● Problem statement: Scan the lines below; pull out those with "области".

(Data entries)
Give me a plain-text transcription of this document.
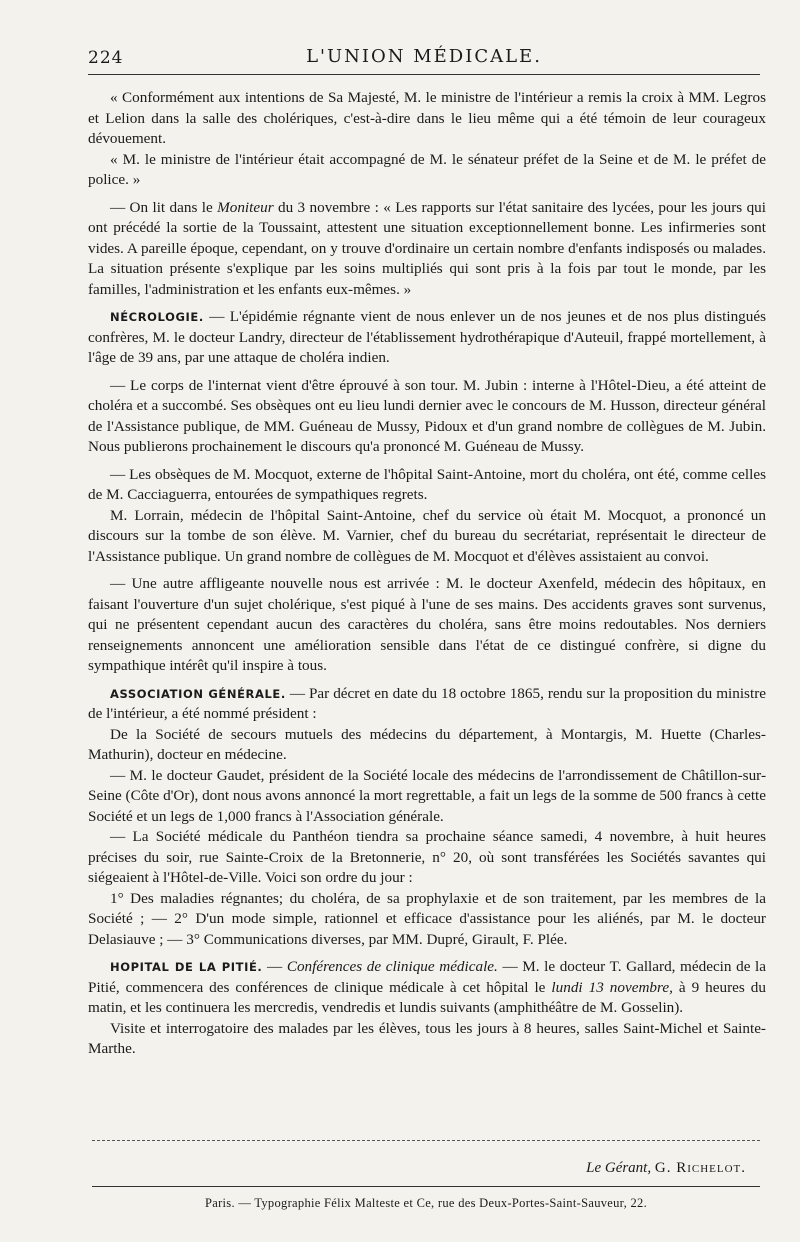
224	L'UNION MÉDICALE.

« Conformément aux intentions de Sa Majesté, M. le ministre de l'intérieur a remis la croix à MM. Legros et Lelion dans la salle des cholériques, c'est-à-dire dans le lieu même qui a été témoin de leur courageux dévouement.

« M. le ministre de l'intérieur était accompagné de M. le sénateur préfet de la Seine et de M. le préfet de police. »

— On lit dans le Moniteur du 3 novembre : « Les rapports sur l'état sanitaire des lycées, pour les jours qui ont précédé la sortie de la Toussaint, attestent une situation exceptionnellement bonne. Les infirmeries sont vides. A pareille époque, cependant, on y trouve d'ordinaire un certain nombre d'enfants indisposés ou malades. La situation présente s'explique par les soins multipliés qui sont pris à la fois par tout le monde, par les familles, l'administration et les enfants eux-mêmes. »

NÉCROLOGIE. — L'épidémie régnante vient de nous enlever un de nos jeunes et de nos plus distingués confrères, M. le docteur Landry, directeur de l'établissement hydrothérapique d'Auteuil, frappé mortellement, à l'âge de 39 ans, par une attaque de choléra indien.

— Le corps de l'internat vient d'être éprouvé à son tour. M. Jubin : interne à l'Hôtel-Dieu, a été atteint de choléra et a succombé. Ses obsèques ont eu lieu lundi dernier avec le concours de M. Husson, directeur général de l'Assistance publique, de MM. Guéneau de Mussy, Pidoux et d'un grand nombre de collègues de M. Jubin. Nous publierons prochainement le discours qu'a prononcé M. Guéneau de Mussy.

— Les obsèques de M. Mocquot, externe de l'hôpital Saint-Antoine, mort du choléra, ont été, comme celles de M. Cacciaguerra, entourées de sympathiques regrets.

M. Lorrain, médecin de l'hôpital Saint-Antoine, chef du service où était M. Mocquot, a prononcé un discours sur la tombe de son élève. M. Varnier, chef du bureau du secrétariat, représentait le directeur de l'Assistance publique. Un grand nombre de collègues de M. Mocquot et d'élèves assistaient au convoi.

— Une autre affligeante nouvelle nous est arrivée : M. le docteur Axenfeld, médecin des hôpitaux, en faisant l'ouverture d'un sujet cholérique, s'est piqué à l'une de ses mains. Des accidents graves sont survenus, qui ne présentent cependant aucun des caractères du choléra, sans être moins redoutables. Nos derniers renseignements annoncent une amélioration sensible dans l'état de ce distingué confrère, si digne du sympathique intérêt qu'il inspire à tous.

ASSOCIATION GÉNÉRALE. — Par décret en date du 18 octobre 1865, rendu sur la proposition du ministre de l'intérieur, a été nommé président :

De la Société de secours mutuels des médecins du département, à Montargis, M. Huette (Charles-Mathurin), docteur en médecine.

— M. le docteur Gaudet, président de la Société locale des médecins de l'arrondissement de Châtillon-sur-Seine (Côte d'Or), dont nous avons annoncé la mort regrettable, a fait un legs de la somme de 500 francs à cette Société et un legs de 1,000 francs à l'Association générale.

— La Société médicale du Panthéon tiendra sa prochaine séance samedi, 4 novembre, à huit heures précises du soir, rue Sainte-Croix de la Bretonnerie, n° 20, où sont transférées les Sociétés savantes qui siégeaient à l'Hôtel-de-Ville. Voici son ordre du jour :

1° Des maladies régnantes; du choléra, de sa prophylaxie et de son traitement, par les membres de la Société ; — 2° D'un mode simple, rationnel et efficace d'assistance pour les aliénés, par M. le docteur Delasiauve ; — 3° Communications diverses, par MM. Dupré, Girault, F. Plée.

HOPITAL DE LA PITIÉ. — Conférences de clinique médicale. — M. le docteur T. Gallard, médecin de la Pitié, commencera des conférences de clinique médicale à cet hôpital le lundi 13 novembre, à 9 heures du matin, et les continuera les mercredis, vendredis et lundis suivants (amphithéâtre de M. Gosselin).

Visite et interrogatoire des malades par les élèves, tous les jours à 8 heures, salles Saint-Michel et Sainte-Marthe.

Le Gérant, G. Richelot.
Paris. — Typographie Félix Malteste et Ce, rue des Deux-Portes-Saint-Sauveur, 22.
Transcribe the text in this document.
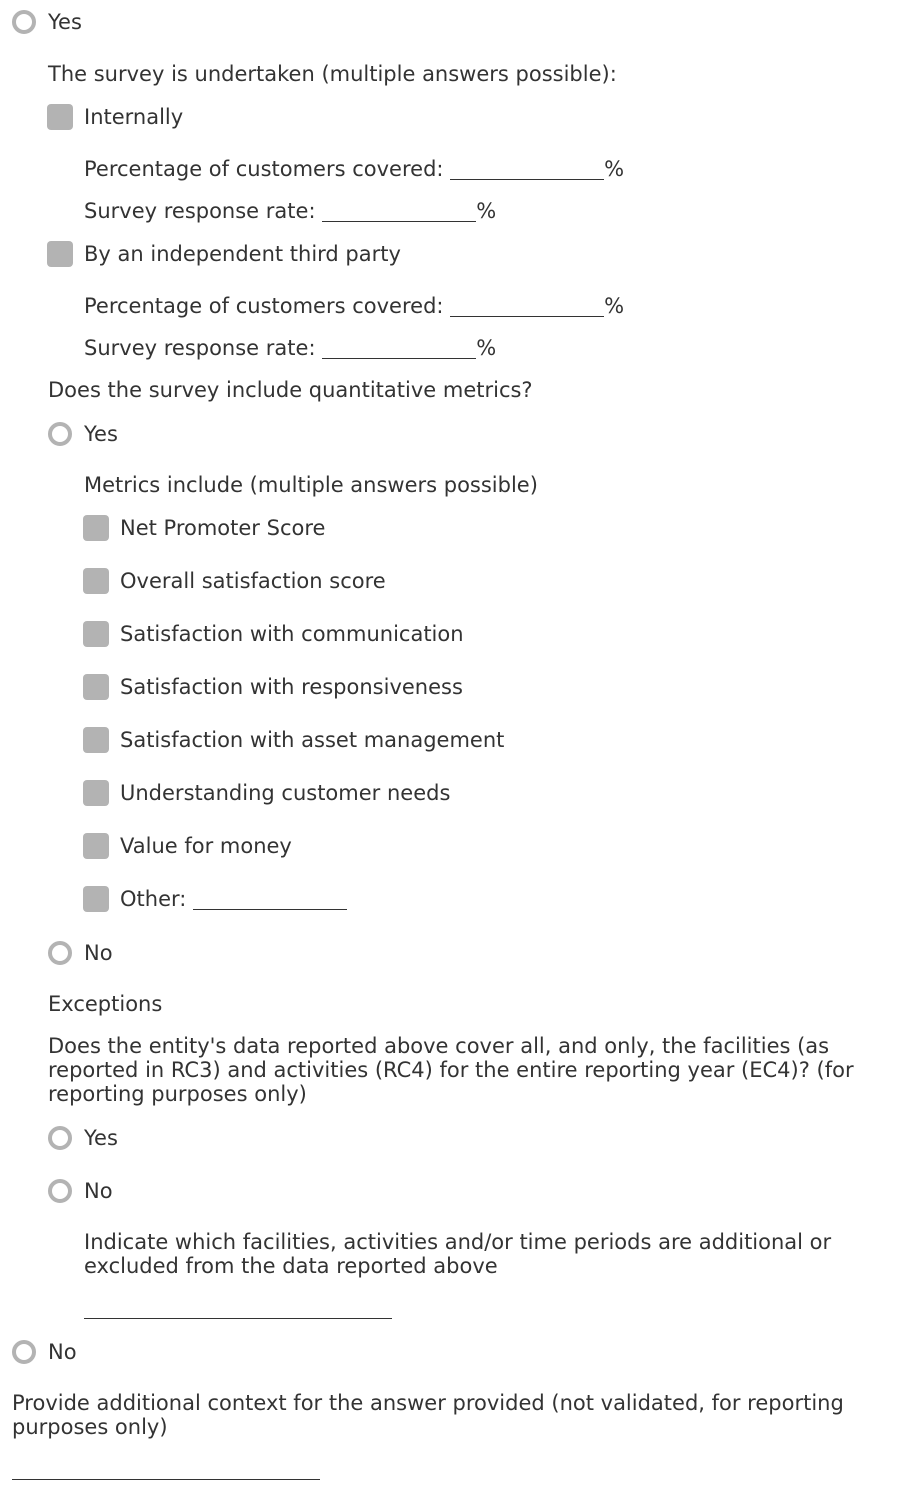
Yes
The survey is undertaken (multiple answers possible):
Internally
Percentage of customers covered:
	%
Survey response rate:
	%
By an independent third party
Percentage of customers covered:
	%
Survey response rate:
	%
Does the survey include quantitative metrics?
Yes
Metrics include (multiple answers possible)
Net Promoter Score
Overall satisfaction score
Satisfaction with communication
Satisfaction with responsiveness
Satisfaction with asset management
Understanding customer needs
Value for money
Other:

No
Exceptions
Does the entity's data reported above cover all, and only, the facilities (as reported in RC3) and activities (RC4) for the entire reporting year (EC4)? (for reporting purposes only)
Yes
No
Indicate which facilities, activities and/or time periods are additional or excluded from the data reported above
No
Provide additional context for the answer provided (not validated, for reporting purposes only)
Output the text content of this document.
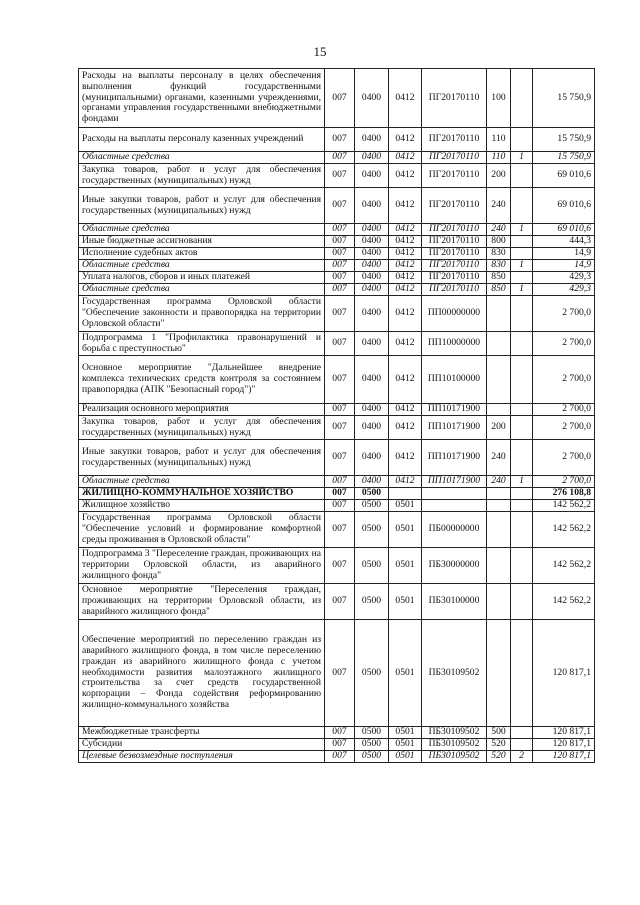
15
Расходы на выплаты персоналу в целях обеспечения выполнения функций государственными (муниципальными) органами, казенными учреждениями, органами управления государственными внебюджетными фондами	007	0400	0412	ПГ20170110	100		15 750,9
Расходы на выплаты персоналу казенных учреждений	007	0400	0412	ПГ20170110	110		15 750,9
Областные средства	007	0400	0412	ПГ20170110	110	1	15 750,9
Закупка товаров, работ и услуг для обеспечения государственных (муниципальных) нужд	007	0400	0412	ПГ20170110	200		69 010,6
Иные закупки товаров, работ и услуг для обеспечения государственных (муниципальных) нужд	007	0400	0412	ПГ20170110	240		69 010,6
Областные средства	007	0400	0412	ПГ20170110	240	1	69 010,6
Иные бюджетные ассигнования	007	0400	0412	ПГ20170110	800		444,3
Исполнение судебных актов	007	0400	0412	ПГ20170110	830		14,9
Областные средства	007	0400	0412	ПГ20170110	830	1	14,9
Уплата налогов, сборов и иных платежей	007	0400	0412	ПГ20170110	850		429,3
Областные средства	007	0400	0412	ПГ20170110	850	1	429,3
Государственная программа Орловской области "Обеспечение законности и правопорядка на территории Орловской области"	007	0400	0412	ПП00000000			2 700,0
Подпрограмма 1 "Профилактика правонарушений и борьба с преступностью"	007	0400	0412	ПП10000000			2 700,0
Основное мероприятие "Дальнейшее внедрение комплекса технических средств контроля за состоянием правопорядка (АПК "Безопасный город")"	007	0400	0412	ПП10100000			2 700,0
Реализация основного мероприятия	007	0400	0412	ПП10171900			2 700,0
Закупка товаров, работ и услуг для обеспечения государственных (муниципальных) нужд	007	0400	0412	ПП10171900	200		2 700,0
Иные закупки товаров, работ и услуг для обеспечения государственных (муниципальных) нужд	007	0400	0412	ПП10171900	240		2 700,0
Областные средства	007	0400	0412	ПП10171900	240	1	2 700,0
ЖИЛИЩНО-КОММУНАЛЬНОЕ ХОЗЯЙСТВО	007	0500					276 108,8
Жилищное хозяйство	007	0500	0501				142 562,2
Государственная программа Орловской области "Обеспечение условий и формирование комфортной среды проживания в Орловской области"	007	0500	0501	ПБ00000000			142 562,2
Подпрограмма 3 "Переселение граждан, проживающих на территории Орловской области, из аварийного жилищного фонда"	007	0500	0501	ПБ30000000			142 562,2
Основное мероприятие "Переселения граждан, проживающих на территории Орловской области, из аварийного жилищного фонда"	007	0500	0501	ПБ30100000			142 562,2
Обеспечение мероприятий по переселению граждан из аварийного жилищного фонда, в том числе переселению граждан из аварийного жилищного фонда с учетом необходимости развития малоэтажного жилищного строительства за счет средств государственной корпорации – Фонда содействия реформированию жилищно-коммунального хозяйства	007	0500	0501	ПБ30109502			120 817,1
Межбюджетные трансферты	007	0500	0501	ПБ30109502	500		120 817,1
Субсидии	007	0500	0501	ПБ30109502	520		120 817,1
Целевые безвозмездные поступления	007	0500	0501	ПБ30109502	520	2	120 817,1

● Final result:
Государственная программа Орловской области "Обеспечение законности и правопорядка на территории Орловской области"	007	0400	0412	ПП00000000			2 700,0
Государственная программа Орловской области "Обеспечение условий и формирование комфортной среды проживания в Орловской области"	007	0500	0501	ПБ00000000			142 562,2
Подпрограмма 3 "Переселение граждан, проживающих на территории Орловской области, из аварийного жилищного фонда"	007	0500	0501	ПБ30000000			142 562,2
Основное мероприятие "Переселения граждан, проживающих на территории Орловской области, из аварийного жилищного фонда"	007	0500	0501	ПБ30100000			142 562,2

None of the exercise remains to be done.